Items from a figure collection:
########################################
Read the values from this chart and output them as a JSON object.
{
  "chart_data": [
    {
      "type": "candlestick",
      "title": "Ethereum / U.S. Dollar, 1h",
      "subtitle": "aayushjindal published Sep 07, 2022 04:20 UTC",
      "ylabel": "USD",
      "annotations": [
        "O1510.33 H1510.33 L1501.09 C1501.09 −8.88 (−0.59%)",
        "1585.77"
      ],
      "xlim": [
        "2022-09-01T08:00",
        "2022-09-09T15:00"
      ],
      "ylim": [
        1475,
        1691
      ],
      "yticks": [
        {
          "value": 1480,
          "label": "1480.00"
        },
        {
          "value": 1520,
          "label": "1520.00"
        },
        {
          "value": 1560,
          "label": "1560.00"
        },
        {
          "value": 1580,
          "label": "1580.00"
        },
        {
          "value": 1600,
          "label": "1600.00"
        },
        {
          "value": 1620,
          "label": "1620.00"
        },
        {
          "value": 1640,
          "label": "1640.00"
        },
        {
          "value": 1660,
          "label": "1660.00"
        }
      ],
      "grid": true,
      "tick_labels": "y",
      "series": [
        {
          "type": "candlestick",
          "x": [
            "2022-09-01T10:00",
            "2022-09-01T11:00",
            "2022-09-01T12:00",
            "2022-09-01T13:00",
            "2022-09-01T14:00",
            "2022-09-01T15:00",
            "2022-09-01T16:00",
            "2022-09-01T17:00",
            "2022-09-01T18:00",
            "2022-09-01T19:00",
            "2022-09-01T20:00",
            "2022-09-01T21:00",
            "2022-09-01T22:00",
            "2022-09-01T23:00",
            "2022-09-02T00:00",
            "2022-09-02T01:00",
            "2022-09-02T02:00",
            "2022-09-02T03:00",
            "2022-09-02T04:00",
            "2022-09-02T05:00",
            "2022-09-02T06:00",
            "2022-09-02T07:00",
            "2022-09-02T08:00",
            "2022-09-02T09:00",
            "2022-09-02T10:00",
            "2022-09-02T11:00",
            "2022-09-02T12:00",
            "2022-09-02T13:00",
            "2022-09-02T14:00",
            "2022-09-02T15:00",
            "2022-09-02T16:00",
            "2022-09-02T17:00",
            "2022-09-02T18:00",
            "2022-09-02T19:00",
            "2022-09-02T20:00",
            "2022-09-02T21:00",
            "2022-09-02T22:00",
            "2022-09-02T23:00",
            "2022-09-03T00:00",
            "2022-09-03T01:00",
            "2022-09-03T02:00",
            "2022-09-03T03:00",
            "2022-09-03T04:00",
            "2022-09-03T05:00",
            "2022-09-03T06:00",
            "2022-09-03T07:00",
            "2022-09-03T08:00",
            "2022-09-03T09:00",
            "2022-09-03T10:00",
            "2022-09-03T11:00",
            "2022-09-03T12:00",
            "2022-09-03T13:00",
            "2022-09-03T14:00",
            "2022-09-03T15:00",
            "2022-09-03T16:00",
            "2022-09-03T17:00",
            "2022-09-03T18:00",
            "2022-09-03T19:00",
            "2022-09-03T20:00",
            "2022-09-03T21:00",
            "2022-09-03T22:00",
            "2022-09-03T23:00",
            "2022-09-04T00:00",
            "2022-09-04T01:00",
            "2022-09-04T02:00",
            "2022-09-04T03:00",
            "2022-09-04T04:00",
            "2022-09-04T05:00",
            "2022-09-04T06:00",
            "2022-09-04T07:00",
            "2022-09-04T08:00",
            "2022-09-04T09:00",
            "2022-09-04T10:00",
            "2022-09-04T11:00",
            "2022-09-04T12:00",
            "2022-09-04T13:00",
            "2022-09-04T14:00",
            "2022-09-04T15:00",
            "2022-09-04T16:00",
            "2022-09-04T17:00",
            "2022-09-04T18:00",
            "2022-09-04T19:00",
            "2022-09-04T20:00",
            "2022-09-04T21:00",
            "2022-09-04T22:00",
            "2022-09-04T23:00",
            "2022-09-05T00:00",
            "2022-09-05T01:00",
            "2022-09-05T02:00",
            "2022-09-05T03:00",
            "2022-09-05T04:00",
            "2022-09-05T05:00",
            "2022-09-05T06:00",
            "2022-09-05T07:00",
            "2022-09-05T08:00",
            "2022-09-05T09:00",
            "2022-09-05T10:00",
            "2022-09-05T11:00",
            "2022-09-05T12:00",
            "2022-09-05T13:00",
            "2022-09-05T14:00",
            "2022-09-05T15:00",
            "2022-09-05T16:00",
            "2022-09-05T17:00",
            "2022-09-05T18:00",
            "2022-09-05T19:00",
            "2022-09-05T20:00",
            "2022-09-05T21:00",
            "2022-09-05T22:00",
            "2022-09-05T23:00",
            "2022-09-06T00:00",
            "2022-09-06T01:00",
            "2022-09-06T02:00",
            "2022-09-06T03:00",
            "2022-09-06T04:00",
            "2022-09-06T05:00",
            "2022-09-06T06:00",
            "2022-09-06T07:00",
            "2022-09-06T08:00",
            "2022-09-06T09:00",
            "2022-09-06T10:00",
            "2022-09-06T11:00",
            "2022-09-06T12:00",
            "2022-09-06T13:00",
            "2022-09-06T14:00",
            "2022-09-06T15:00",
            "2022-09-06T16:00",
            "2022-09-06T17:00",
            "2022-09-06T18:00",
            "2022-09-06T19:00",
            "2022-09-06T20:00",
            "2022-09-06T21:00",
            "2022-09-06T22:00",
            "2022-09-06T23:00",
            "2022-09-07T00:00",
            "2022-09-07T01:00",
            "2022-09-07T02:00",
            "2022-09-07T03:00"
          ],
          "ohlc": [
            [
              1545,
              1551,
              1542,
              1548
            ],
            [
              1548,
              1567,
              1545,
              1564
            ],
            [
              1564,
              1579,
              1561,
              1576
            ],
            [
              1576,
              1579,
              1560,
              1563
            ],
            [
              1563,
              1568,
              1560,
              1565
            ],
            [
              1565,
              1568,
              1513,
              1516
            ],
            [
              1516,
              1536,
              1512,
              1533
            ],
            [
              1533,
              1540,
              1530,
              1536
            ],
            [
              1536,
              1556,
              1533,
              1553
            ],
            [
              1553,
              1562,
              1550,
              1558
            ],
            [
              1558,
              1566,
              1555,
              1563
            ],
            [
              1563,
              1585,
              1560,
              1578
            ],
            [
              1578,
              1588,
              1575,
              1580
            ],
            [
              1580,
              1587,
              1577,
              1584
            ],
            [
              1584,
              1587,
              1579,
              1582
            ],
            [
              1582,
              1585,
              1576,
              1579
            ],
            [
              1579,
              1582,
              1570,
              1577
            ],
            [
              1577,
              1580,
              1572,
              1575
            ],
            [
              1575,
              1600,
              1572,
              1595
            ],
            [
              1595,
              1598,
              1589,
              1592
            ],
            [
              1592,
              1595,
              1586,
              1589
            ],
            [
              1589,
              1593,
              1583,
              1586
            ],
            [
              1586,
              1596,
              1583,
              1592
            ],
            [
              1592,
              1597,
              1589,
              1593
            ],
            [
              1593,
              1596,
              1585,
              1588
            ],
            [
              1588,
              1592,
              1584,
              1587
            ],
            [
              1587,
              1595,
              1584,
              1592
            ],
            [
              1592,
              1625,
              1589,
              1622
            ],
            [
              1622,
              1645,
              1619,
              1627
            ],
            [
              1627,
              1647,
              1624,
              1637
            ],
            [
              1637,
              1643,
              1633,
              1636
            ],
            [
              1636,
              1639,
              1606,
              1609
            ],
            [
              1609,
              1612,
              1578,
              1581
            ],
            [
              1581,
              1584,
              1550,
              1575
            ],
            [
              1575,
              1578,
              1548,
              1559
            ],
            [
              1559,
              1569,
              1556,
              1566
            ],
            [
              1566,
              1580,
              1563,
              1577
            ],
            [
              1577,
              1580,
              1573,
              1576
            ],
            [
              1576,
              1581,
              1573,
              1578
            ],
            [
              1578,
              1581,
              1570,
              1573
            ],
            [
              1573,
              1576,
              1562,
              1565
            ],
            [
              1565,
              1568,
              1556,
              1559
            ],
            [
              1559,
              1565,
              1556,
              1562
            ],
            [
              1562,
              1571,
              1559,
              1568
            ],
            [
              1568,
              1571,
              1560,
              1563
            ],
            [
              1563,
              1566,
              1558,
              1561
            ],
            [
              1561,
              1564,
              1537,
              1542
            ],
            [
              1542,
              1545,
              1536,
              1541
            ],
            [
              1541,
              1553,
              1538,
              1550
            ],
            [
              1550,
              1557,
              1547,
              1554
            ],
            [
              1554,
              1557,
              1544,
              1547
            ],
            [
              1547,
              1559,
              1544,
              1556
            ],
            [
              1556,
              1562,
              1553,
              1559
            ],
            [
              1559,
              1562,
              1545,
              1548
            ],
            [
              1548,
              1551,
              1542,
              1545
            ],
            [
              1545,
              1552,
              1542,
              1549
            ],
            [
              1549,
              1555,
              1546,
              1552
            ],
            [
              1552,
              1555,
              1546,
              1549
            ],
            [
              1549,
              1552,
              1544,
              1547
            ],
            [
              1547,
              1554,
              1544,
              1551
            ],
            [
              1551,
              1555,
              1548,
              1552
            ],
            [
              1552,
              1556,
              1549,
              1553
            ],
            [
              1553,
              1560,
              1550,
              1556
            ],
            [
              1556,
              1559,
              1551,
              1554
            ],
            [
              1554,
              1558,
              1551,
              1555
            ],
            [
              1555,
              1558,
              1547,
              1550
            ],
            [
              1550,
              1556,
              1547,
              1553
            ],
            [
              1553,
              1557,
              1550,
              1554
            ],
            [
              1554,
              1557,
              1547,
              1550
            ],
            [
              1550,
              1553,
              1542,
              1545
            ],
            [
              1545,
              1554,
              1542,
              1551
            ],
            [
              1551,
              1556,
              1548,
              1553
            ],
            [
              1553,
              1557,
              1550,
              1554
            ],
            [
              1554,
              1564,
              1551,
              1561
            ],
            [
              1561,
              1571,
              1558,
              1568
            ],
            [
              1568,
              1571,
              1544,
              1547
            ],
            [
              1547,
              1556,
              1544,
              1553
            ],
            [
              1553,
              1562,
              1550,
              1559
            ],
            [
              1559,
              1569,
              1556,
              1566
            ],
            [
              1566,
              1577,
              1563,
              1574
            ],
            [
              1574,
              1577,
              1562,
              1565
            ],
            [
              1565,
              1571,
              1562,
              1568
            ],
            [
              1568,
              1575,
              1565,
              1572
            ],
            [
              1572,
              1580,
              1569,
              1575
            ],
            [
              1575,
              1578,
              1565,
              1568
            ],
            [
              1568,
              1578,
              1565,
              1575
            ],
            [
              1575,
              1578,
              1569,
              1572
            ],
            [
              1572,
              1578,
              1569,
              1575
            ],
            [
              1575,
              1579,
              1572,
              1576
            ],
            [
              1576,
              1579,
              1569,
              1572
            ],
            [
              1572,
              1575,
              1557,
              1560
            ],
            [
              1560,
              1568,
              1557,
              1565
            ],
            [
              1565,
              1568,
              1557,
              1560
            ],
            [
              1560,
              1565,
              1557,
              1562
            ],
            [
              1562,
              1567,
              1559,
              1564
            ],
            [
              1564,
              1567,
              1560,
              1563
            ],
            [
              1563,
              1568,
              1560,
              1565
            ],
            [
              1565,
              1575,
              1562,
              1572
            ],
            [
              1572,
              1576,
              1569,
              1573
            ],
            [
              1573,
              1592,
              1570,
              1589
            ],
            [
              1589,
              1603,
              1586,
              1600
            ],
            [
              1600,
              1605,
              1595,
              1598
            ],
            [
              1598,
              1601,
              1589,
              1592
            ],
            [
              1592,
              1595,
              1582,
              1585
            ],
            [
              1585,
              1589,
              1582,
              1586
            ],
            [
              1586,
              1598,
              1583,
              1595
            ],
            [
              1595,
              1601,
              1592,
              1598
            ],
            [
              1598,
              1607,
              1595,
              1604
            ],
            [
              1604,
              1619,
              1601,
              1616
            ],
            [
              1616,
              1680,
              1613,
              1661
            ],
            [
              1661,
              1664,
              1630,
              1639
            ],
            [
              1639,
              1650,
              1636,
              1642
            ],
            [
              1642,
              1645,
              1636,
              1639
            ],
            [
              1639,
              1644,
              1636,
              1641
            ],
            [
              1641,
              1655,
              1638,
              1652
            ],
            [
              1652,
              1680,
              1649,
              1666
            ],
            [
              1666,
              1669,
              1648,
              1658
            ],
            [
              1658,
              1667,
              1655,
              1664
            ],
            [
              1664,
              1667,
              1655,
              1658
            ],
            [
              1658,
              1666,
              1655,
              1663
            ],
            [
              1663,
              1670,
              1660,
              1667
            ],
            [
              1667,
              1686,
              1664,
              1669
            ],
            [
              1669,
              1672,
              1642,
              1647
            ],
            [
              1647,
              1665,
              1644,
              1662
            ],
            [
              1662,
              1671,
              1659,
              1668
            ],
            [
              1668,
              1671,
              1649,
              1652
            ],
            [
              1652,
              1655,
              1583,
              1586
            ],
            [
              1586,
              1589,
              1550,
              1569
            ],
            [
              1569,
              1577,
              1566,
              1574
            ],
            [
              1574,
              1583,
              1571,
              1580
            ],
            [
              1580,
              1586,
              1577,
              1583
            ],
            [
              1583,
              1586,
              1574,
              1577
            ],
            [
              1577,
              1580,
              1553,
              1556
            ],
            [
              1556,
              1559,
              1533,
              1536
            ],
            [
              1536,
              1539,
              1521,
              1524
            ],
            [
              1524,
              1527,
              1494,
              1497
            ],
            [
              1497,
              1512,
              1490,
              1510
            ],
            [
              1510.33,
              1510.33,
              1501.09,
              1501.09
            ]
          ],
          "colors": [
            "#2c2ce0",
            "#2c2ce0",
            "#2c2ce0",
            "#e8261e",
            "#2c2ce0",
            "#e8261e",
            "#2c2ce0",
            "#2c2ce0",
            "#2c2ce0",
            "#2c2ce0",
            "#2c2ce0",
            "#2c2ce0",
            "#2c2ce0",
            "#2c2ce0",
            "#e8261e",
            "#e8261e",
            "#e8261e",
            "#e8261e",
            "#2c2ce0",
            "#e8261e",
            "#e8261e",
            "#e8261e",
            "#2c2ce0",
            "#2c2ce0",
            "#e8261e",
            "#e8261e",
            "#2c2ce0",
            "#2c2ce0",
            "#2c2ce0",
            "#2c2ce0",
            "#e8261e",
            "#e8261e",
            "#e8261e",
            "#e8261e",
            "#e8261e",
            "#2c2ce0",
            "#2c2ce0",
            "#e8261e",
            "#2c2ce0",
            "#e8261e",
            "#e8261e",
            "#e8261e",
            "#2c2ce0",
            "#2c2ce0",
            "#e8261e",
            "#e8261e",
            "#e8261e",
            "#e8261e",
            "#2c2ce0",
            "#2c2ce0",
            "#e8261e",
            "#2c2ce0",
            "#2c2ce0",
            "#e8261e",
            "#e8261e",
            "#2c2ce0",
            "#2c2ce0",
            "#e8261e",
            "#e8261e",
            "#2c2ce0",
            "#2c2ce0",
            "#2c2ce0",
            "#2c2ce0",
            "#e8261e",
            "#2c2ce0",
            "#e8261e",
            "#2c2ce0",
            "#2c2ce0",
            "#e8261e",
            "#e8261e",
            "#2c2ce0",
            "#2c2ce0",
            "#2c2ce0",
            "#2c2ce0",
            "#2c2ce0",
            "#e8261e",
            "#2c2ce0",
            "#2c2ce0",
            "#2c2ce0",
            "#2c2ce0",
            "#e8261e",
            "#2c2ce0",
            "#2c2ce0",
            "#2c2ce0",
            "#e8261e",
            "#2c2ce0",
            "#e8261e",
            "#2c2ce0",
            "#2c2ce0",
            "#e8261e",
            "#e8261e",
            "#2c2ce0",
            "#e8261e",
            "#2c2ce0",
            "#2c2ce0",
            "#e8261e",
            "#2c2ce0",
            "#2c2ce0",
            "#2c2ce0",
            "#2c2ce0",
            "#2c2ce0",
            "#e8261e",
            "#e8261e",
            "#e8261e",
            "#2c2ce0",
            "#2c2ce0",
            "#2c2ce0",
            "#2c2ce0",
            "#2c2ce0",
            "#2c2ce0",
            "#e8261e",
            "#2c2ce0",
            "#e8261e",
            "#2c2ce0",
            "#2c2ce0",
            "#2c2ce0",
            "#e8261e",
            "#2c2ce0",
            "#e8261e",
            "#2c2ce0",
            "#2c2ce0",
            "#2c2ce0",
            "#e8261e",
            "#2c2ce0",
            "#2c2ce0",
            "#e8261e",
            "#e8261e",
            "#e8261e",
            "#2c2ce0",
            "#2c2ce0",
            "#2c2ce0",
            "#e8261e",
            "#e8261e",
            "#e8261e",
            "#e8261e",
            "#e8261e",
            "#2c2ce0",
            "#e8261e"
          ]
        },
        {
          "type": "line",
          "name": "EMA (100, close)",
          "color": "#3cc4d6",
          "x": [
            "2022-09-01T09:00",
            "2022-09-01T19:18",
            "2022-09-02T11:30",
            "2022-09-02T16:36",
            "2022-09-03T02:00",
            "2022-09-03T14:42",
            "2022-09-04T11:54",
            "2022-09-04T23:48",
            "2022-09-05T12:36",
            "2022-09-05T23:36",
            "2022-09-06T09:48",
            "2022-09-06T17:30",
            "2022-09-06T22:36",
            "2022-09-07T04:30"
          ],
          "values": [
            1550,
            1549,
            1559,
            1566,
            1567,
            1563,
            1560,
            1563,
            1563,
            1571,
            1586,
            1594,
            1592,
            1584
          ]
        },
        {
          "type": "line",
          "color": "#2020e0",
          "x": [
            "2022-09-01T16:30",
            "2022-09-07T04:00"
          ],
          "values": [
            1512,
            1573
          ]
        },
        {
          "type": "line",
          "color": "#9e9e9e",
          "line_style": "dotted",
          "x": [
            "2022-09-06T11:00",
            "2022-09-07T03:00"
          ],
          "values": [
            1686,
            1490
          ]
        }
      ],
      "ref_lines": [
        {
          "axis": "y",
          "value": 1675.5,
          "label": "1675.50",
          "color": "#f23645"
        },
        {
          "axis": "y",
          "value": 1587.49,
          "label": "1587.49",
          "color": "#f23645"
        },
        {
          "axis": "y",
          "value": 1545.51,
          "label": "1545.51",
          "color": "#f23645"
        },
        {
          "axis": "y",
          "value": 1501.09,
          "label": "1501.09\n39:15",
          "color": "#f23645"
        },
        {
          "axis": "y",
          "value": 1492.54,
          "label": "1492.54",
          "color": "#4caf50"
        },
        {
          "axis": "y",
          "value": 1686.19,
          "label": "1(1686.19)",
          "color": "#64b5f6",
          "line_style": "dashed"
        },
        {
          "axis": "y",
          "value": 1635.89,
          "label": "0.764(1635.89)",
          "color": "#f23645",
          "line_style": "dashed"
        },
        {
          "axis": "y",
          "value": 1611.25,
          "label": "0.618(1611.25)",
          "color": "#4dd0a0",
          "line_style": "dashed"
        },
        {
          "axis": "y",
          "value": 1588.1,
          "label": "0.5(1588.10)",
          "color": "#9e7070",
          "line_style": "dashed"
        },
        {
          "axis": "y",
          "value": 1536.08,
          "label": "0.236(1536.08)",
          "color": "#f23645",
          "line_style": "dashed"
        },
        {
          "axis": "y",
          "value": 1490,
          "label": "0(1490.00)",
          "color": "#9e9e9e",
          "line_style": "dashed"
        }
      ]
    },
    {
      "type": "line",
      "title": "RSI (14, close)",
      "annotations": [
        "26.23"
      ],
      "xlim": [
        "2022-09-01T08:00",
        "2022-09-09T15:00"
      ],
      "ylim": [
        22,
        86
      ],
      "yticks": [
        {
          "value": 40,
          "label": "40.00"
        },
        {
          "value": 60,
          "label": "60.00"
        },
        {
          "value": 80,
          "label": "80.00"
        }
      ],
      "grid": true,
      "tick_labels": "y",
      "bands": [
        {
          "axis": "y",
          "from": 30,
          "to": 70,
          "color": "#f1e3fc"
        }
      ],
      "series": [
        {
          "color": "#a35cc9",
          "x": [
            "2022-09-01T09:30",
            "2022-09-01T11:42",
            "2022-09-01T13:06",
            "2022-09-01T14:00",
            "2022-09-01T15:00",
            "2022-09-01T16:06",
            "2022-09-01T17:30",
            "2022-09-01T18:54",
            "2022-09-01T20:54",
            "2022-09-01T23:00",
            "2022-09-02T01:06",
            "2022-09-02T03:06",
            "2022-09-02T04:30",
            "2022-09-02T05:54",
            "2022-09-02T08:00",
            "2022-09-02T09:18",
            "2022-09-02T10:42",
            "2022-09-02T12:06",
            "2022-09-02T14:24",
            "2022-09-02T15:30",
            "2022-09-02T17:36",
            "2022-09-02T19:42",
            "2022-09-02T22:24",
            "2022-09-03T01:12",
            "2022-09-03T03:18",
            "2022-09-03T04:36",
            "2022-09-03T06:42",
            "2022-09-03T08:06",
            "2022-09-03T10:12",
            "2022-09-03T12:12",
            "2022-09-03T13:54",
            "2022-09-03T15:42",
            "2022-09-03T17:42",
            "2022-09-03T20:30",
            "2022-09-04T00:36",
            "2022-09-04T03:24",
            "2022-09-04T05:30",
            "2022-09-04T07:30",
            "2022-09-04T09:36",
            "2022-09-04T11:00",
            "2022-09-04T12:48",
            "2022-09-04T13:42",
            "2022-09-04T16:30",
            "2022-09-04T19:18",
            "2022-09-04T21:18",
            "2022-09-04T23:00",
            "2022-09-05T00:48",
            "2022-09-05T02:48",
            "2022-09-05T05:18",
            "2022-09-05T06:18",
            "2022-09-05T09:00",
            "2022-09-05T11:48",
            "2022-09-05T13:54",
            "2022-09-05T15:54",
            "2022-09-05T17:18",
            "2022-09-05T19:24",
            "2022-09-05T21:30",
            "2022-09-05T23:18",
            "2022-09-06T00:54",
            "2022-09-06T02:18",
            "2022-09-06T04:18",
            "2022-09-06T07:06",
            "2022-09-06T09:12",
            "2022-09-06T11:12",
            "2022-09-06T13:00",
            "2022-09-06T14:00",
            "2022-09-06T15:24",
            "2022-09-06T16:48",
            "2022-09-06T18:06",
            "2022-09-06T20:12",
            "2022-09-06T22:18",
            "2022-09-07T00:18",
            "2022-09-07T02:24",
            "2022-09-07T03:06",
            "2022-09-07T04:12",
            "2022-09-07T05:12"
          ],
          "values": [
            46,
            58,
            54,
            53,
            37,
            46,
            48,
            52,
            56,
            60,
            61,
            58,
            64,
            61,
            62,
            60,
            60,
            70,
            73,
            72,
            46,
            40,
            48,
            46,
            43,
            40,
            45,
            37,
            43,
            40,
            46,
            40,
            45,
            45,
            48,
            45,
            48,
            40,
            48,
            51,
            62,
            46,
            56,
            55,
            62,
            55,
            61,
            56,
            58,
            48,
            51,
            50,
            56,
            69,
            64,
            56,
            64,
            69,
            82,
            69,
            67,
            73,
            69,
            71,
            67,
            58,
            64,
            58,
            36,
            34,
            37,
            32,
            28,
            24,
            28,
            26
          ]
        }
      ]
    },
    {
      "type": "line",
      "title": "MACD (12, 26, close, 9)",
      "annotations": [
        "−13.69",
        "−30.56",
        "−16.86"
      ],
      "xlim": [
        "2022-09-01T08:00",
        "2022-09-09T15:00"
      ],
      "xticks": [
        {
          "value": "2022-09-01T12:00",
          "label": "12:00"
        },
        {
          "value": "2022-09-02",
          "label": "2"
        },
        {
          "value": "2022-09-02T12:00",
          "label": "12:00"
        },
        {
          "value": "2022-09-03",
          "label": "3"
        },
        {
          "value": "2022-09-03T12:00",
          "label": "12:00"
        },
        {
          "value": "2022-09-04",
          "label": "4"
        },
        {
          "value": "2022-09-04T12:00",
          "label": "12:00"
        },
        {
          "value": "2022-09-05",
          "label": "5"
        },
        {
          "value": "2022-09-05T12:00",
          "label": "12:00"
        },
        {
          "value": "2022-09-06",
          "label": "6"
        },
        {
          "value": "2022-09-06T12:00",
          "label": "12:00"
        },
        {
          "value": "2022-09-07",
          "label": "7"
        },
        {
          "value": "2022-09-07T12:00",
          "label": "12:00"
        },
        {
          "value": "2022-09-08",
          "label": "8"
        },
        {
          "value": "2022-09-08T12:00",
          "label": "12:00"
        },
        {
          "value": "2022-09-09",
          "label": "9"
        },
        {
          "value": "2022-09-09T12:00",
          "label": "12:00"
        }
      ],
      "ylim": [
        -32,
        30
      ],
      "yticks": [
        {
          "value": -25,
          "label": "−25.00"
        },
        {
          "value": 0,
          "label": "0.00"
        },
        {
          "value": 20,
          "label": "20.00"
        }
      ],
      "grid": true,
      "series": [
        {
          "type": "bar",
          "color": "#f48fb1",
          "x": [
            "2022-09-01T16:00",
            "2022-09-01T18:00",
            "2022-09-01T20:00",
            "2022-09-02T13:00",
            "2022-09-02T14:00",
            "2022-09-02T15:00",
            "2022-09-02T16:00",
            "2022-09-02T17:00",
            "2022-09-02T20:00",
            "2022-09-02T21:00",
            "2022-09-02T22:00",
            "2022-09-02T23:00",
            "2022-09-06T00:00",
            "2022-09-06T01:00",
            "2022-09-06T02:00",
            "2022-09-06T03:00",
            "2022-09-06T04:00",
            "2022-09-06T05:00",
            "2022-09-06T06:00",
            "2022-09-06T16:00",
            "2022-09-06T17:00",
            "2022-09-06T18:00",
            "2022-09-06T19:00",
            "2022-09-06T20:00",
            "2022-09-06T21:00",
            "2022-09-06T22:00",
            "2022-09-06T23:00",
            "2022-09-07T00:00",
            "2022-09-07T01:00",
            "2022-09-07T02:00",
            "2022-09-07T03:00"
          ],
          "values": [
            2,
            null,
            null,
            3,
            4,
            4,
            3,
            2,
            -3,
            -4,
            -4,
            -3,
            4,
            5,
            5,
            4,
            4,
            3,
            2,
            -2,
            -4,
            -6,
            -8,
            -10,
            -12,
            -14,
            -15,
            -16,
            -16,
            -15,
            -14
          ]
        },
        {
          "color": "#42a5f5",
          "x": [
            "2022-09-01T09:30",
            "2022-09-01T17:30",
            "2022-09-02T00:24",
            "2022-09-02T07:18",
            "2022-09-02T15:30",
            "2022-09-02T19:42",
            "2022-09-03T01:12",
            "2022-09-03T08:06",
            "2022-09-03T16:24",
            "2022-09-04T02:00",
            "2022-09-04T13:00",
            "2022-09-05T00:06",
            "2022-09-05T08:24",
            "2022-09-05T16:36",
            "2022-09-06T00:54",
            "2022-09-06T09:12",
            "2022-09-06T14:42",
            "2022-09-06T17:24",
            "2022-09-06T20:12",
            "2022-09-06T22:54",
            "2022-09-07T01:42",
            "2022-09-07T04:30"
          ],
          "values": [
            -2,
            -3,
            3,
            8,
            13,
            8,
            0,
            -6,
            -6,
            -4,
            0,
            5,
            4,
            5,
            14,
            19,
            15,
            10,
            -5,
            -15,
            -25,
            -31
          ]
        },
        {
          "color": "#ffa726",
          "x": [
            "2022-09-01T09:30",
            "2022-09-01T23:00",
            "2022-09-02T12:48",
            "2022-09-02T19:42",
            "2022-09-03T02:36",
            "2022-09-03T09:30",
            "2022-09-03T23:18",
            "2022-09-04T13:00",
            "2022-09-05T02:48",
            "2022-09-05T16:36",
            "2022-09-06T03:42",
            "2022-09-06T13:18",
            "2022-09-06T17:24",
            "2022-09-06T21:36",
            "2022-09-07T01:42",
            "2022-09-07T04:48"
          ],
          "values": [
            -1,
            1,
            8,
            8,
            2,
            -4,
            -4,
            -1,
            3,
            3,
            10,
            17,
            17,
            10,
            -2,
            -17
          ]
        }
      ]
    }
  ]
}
########################################
**Set task**
Tally the lines in the records above that contain the word "candlestick", and give only that number.

**Result below**
2